■ **Written request**
Extract each line of the data and write it out again exactly.

::::::::::

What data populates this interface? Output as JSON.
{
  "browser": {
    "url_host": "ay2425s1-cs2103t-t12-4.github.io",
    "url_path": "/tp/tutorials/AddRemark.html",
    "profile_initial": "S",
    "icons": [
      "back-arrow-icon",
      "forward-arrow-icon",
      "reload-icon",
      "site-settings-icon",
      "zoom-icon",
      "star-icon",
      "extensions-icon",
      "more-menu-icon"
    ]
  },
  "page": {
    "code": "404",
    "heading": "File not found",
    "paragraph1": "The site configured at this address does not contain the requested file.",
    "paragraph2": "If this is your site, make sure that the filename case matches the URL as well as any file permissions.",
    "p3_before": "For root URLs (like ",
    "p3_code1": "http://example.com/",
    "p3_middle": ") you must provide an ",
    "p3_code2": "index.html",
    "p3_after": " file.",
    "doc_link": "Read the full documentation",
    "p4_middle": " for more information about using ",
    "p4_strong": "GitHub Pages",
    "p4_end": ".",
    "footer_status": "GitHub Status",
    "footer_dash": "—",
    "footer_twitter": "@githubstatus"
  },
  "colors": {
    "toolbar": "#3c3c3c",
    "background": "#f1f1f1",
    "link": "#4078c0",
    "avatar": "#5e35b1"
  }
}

::::::::::

■ **Solution for this task**
What data populates this interface? Output as JSON.
{
  "browser": {
    "url_host": "ay2425s1-cs2103t-t12-4.github.io",
    "url_path": "/tp/tutorials/AddRemark.html",
    "profile_initial": "S",
    "icons": [
      "back-arrow-icon",
      "forward-arrow-icon",
      "reload-icon",
      "site-settings-icon",
      "zoom-icon",
      "star-icon",
      "extensions-icon",
      "more-menu-icon"
    ]
  },
  "page": {
    "code": "404",
    "heading": "File not found",
    "paragraph1": "The site configured at this address does not contain the requested file.",
    "paragraph2": "If this is your site, make sure that the filename case matches the URL as well as any file permissions.",
    "p3_before": "For root URLs (like ",
    "p3_code1": "http://example.com/",
    "p3_middle": ") you must provide an ",
    "p3_code2": "index.html",
    "p3_after": " file.",
    "doc_link": "Read the full documentation",
    "p4_middle": " for more information about using ",
    "p4_strong": "GitHub Pages",
    "p4_end": ".",
    "footer_status": "GitHub Status",
    "footer_dash": "—",
    "footer_twitter": "@githubstatus"
  },
  "colors": {
    "toolbar": "#3c3c3c",
    "background": "#f1f1f1",
    "link": "#4078c0",
    "avatar": "#5e35b1"
  }
}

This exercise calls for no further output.